§ WRITTEN PROBLEM:
Exactly as written, please set down all of the entries again, with no pictures.

Dataset items
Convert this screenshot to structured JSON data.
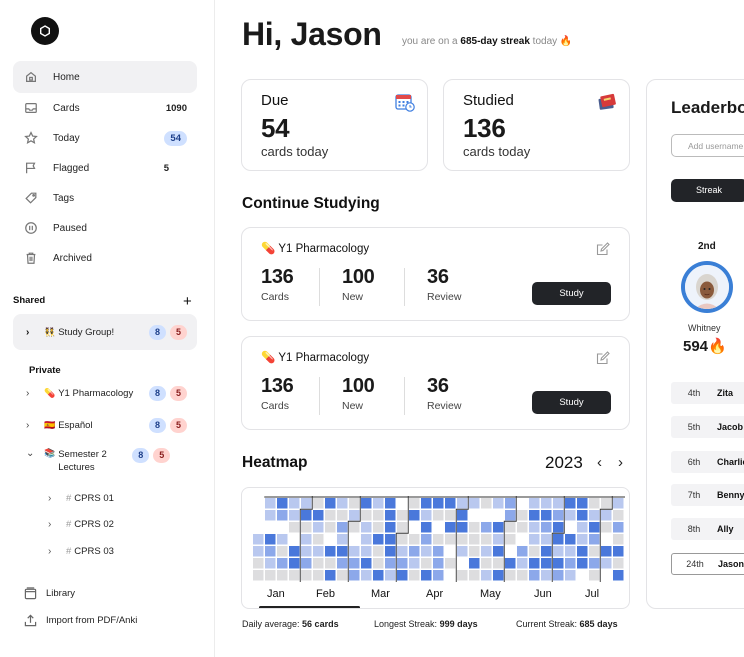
{
  "sidebar": {
    "nav": [
      {
        "label": "Home",
        "icon": "home-icon",
        "count": "",
        "pill": false
      },
      {
        "label": "Cards",
        "icon": "inbox-icon",
        "count": "1090",
        "pill": false
      },
      {
        "label": "Today",
        "icon": "star-icon",
        "count": "54",
        "pill": true
      },
      {
        "label": "Flagged",
        "icon": "flag-icon",
        "count": "5",
        "pill": false
      },
      {
        "label": "Tags",
        "icon": "tag-icon",
        "count": "",
        "pill": false
      },
      {
        "label": "Paused",
        "icon": "pause-icon",
        "count": "",
        "pill": false
      },
      {
        "label": "Archived",
        "icon": "trash-icon",
        "count": "",
        "pill": false
      }
    ],
    "shared_title": "Shared",
    "shared": [
      {
        "emoji": "👯",
        "label": "Study Group!",
        "blue": "8",
        "red": "5"
      }
    ],
    "private_title": "Private",
    "private": [
      {
        "emoji": "💊",
        "label": "Y1 Pharmacology",
        "blue": "8",
        "red": "5"
      },
      {
        "emoji": "🇪🇸",
        "label": "Español",
        "blue": "8",
        "red": "5"
      },
      {
        "emoji": "📚",
        "label": "Semester 2 Lectures",
        "blue": "8",
        "red": "5"
      }
    ],
    "subdecks": [
      "CPRS 01",
      "CPRS 02",
      "CPRS 03"
    ],
    "footer": [
      {
        "label": "Library",
        "icon": "library-icon"
      },
      {
        "label": "Import from PDF/Anki",
        "icon": "upload-icon"
      }
    ]
  },
  "header": {
    "greeting": "Hi, Jason",
    "streak_pre": "you are on a",
    "streak_bold": "685-day streak",
    "streak_post": "today 🔥"
  },
  "stats": [
    {
      "title": "Due",
      "value": "54",
      "sub": "cards today",
      "icon": "calendar-icon"
    },
    {
      "title": "Studied",
      "value": "136",
      "sub": "cards today",
      "icon": "book-icon"
    }
  ],
  "continue": {
    "title": "Continue Studying",
    "cards": [
      {
        "emoji": "💊",
        "title": "Y1 Pharmacology",
        "cards": "136",
        "cards_label": "Cards",
        "new": "100",
        "new_label": "New",
        "review": "36",
        "review_label": "Review",
        "button": "Study"
      },
      {
        "emoji": "💊",
        "title": "Y1 Pharmacology",
        "cards": "136",
        "cards_label": "Cards",
        "new": "100",
        "new_label": "New",
        "review": "36",
        "review_label": "Review",
        "button": "Study"
      }
    ]
  },
  "heatmap": {
    "title": "Heatmap",
    "year": "2023",
    "months": [
      "Jan",
      "Feb",
      "Mar",
      "Apr",
      "May",
      "Jun",
      "Jul"
    ],
    "daily_average_label": "Daily average:",
    "daily_average": "56 cards",
    "longest_label": "Longest Streak:",
    "longest": "999 days",
    "current_label": "Current Streak:",
    "current": "685 days",
    "colors": {
      "empty": "#ffffff",
      "l1": "#dddddf",
      "l2": "#b9c8ef",
      "l3": "#8ca8ea",
      "l4": "#4a78db"
    }
  },
  "leaderboard": {
    "title": "Leaderboard",
    "search_placeholder": "Add username",
    "tab": "Streak",
    "second_label": "2nd",
    "second_name": "Whitney",
    "second_score": "594🔥",
    "rows": [
      {
        "rank": "4th",
        "name": "Zita"
      },
      {
        "rank": "5th",
        "name": "Jacob"
      },
      {
        "rank": "6th",
        "name": "Charlie"
      },
      {
        "rank": "7th",
        "name": "Benny"
      },
      {
        "rank": "8th",
        "name": "Ally"
      },
      {
        "rank": "24th",
        "name": "Jason"
      }
    ]
  }
}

§ TASK OUTPUT:
Convert this screenshot to structured JSON data.
{
  "sidebar": {
    "nav": [
      {
        "label": "Home",
        "icon": "home-icon",
        "count": "",
        "pill": false
      },
      {
        "label": "Cards",
        "icon": "inbox-icon",
        "count": "1090",
        "pill": false
      },
      {
        "label": "Today",
        "icon": "star-icon",
        "count": "54",
        "pill": true
      },
      {
        "label": "Flagged",
        "icon": "flag-icon",
        "count": "5",
        "pill": false
      },
      {
        "label": "Tags",
        "icon": "tag-icon",
        "count": "",
        "pill": false
      },
      {
        "label": "Paused",
        "icon": "pause-icon",
        "count": "",
        "pill": false
      },
      {
        "label": "Archived",
        "icon": "trash-icon",
        "count": "",
        "pill": false
      }
    ],
    "shared_title": "Shared",
    "shared": [
      {
        "emoji": "👯",
        "label": "Study Group!",
        "blue": "8",
        "red": "5"
      }
    ],
    "private_title": "Private",
    "private": [
      {
        "emoji": "💊",
        "label": "Y1 Pharmacology",
        "blue": "8",
        "red": "5"
      },
      {
        "emoji": "🇪🇸",
        "label": "Español",
        "blue": "8",
        "red": "5"
      },
      {
        "emoji": "📚",
        "label": "Semester 2 Lectures",
        "blue": "8",
        "red": "5"
      }
    ],
    "subdecks": [
      "CPRS 01",
      "CPRS 02",
      "CPRS 03"
    ],
    "footer": [
      {
        "label": "Library",
        "icon": "library-icon"
      },
      {
        "label": "Import from PDF/Anki",
        "icon": "upload-icon"
      }
    ]
  },
  "header": {
    "greeting": "Hi, Jason",
    "streak_pre": "you are on a",
    "streak_bold": "685-day streak",
    "streak_post": "today 🔥"
  },
  "stats": [
    {
      "title": "Due",
      "value": "54",
      "sub": "cards today",
      "icon": "calendar-icon"
    },
    {
      "title": "Studied",
      "value": "136",
      "sub": "cards today",
      "icon": "book-icon"
    }
  ],
  "continue": {
    "title": "Continue Studying",
    "cards": [
      {
        "emoji": "💊",
        "title": "Y1 Pharmacology",
        "cards": "136",
        "cards_label": "Cards",
        "new": "100",
        "new_label": "New",
        "review": "36",
        "review_label": "Review",
        "button": "Study"
      },
      {
        "emoji": "💊",
        "title": "Y1 Pharmacology",
        "cards": "136",
        "cards_label": "Cards",
        "new": "100",
        "new_label": "New",
        "review": "36",
        "review_label": "Review",
        "button": "Study"
      }
    ]
  },
  "heatmap": {
    "title": "Heatmap",
    "year": "2023",
    "months": [
      "Jan",
      "Feb",
      "Mar",
      "Apr",
      "May",
      "Jun",
      "Jul"
    ],
    "daily_average_label": "Daily average:",
    "daily_average": "56 cards",
    "longest_label": "Longest Streak:",
    "longest": "999 days",
    "current_label": "Current Streak:",
    "current": "685 days",
    "colors": {
      "empty": "#ffffff",
      "l1": "#dddddf",
      "l2": "#b9c8ef",
      "l3": "#8ca8ea",
      "l4": "#4a78db"
    }
  },
  "leaderboard": {
    "title": "Leaderboard",
    "search_placeholder": "Add username",
    "tab": "Streak",
    "second_label": "2nd",
    "second_name": "Whitney",
    "second_score": "594🔥",
    "rows": [
      {
        "rank": "4th",
        "name": "Zita"
      },
      {
        "rank": "5th",
        "name": "Jacob"
      },
      {
        "rank": "6th",
        "name": "Charlie"
      },
      {
        "rank": "7th",
        "name": "Benny"
      },
      {
        "rank": "8th",
        "name": "Ally"
      },
      {
        "rank": "24th",
        "name": "Jason"
      }
    ]
  }
}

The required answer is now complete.